---- Records for the task

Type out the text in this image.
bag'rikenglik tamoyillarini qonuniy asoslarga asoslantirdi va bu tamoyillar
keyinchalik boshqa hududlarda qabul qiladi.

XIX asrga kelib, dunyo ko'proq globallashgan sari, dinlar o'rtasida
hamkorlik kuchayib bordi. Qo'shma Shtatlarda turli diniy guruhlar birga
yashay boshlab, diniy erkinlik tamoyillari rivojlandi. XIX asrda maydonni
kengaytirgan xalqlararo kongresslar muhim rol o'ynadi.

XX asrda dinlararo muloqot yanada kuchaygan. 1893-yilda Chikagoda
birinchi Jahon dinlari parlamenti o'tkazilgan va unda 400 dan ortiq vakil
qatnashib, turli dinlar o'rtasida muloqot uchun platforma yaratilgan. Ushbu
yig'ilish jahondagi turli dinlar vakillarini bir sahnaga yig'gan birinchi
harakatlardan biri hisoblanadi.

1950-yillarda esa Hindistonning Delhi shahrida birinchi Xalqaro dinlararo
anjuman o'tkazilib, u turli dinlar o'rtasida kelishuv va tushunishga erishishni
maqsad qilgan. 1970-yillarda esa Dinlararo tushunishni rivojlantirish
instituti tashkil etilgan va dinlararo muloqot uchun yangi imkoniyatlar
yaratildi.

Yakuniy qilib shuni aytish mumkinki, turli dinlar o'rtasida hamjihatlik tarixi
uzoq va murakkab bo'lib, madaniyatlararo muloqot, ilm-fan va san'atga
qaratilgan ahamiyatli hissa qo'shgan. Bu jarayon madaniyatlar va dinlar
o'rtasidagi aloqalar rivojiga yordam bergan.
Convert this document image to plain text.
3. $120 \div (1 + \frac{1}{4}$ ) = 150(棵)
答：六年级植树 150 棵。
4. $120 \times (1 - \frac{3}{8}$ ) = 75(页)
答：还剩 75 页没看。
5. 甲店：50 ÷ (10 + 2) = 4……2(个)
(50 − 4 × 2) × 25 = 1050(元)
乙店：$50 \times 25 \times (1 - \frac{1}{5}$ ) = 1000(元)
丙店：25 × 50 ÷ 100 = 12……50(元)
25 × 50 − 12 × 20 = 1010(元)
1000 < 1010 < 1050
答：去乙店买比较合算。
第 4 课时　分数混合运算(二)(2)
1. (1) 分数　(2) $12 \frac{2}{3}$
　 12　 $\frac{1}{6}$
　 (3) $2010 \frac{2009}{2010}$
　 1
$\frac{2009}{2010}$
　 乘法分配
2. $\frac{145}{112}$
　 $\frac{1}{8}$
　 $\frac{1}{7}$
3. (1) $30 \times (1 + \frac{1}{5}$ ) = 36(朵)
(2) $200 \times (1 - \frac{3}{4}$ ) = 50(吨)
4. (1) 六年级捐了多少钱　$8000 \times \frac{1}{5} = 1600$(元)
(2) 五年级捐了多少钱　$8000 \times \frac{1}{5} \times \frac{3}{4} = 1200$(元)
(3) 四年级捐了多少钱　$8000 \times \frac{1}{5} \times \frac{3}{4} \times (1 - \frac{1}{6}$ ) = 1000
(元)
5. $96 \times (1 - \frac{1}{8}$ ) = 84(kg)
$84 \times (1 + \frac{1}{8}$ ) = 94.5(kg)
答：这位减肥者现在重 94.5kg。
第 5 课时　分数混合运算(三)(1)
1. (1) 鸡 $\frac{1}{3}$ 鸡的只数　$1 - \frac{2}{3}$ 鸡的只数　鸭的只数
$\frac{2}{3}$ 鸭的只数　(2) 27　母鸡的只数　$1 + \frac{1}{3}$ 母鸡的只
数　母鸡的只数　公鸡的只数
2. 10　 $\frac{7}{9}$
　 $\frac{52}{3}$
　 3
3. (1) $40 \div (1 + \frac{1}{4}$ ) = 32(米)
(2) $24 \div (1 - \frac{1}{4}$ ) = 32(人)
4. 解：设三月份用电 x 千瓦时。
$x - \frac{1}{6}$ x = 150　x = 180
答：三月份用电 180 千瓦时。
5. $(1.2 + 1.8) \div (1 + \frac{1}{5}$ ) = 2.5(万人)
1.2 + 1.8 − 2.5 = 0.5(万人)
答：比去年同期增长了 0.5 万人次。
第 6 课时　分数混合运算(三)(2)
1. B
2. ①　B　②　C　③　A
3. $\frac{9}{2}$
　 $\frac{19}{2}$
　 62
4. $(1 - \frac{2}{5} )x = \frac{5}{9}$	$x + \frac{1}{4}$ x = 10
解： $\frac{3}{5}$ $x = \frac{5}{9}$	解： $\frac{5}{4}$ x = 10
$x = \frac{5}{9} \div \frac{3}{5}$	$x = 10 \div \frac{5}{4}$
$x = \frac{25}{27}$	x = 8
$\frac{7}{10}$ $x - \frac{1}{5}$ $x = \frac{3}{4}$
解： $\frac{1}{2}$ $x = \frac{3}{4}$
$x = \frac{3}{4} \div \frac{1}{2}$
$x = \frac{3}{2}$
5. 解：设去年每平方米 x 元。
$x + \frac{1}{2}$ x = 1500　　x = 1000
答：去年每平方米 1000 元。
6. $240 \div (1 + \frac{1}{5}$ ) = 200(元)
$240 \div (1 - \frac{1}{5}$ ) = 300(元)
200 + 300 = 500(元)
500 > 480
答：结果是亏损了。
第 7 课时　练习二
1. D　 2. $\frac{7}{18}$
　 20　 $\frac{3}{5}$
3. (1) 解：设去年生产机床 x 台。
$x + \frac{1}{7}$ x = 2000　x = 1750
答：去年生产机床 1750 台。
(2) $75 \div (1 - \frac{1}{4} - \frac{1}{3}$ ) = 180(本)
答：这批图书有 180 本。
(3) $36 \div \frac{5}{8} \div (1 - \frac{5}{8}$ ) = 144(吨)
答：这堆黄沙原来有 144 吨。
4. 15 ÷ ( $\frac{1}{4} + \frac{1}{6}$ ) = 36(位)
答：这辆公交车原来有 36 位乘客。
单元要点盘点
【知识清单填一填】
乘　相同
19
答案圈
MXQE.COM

--------

*Short task*: Count the lines above in which the word "image" appears, then state only that count.

*Reply*: 2